+++ Available data +++
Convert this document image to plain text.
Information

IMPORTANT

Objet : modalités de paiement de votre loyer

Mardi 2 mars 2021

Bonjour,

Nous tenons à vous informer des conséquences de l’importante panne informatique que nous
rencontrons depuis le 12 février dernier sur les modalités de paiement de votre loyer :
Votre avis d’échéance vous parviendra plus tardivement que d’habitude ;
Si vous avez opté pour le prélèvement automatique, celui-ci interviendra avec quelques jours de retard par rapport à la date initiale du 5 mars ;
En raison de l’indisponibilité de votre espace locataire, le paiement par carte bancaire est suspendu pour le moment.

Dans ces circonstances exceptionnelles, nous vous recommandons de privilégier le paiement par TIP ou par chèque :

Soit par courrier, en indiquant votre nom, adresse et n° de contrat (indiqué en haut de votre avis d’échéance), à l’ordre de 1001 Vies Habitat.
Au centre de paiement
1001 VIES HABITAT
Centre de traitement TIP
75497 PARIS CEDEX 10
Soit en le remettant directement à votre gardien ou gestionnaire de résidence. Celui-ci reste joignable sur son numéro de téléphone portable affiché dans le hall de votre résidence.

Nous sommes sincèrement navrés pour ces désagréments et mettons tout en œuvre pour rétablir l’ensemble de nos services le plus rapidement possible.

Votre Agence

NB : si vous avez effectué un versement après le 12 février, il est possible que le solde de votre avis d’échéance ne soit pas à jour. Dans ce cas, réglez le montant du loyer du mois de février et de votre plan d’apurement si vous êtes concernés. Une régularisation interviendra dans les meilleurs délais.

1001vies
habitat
+++
Problem requirements – Each line above is to be repeated exactly.

Finished task –
Convert this document image to plain text.
Information

IMPORTANT

Objet : modalités de paiement de votre loyer

Mardi 2 mars 2021

Bonjour,

Nous tenons à vous informer des conséquences de l’importante panne informatique que nous
rencontrons depuis le 12 février dernier sur les modalités de paiement de votre loyer :
Votre avis d’échéance vous parviendra plus tardivement que d’habitude ;
Si vous avez opté pour le prélèvement automatique, celui-ci interviendra avec quelques jours de retard par rapport à la date initiale du 5 mars ;
En raison de l’indisponibilité de votre espace locataire, le paiement par carte bancaire est suspendu pour le moment.

Dans ces circonstances exceptionnelles, nous vous recommandons de privilégier le paiement par TIP ou par chèque :

Soit par courrier, en indiquant votre nom, adresse et n° de contrat (indiqué en haut de votre avis d’échéance), à l’ordre de 1001 Vies Habitat.
Au centre de paiement
1001 VIES HABITAT
Centre de traitement TIP
75497 PARIS CEDEX 10
Soit en le remettant directement à votre gardien ou gestionnaire de résidence. Celui-ci reste joignable sur son numéro de téléphone portable affiché dans le hall de votre résidence.

Nous sommes sincèrement navrés pour ces désagréments et mettons tout en œuvre pour rétablir l’ensemble de nos services le plus rapidement possible.

Votre Agence

NB : si vous avez effectué un versement après le 12 février, il est possible que le solde de votre avis d’échéance ne soit pas à jour. Dans ce cas, réglez le montant du loyer du mois de février et de votre plan d’apurement si vous êtes concernés. Une régularisation interviendra dans les meilleurs délais.

1001vies
habitat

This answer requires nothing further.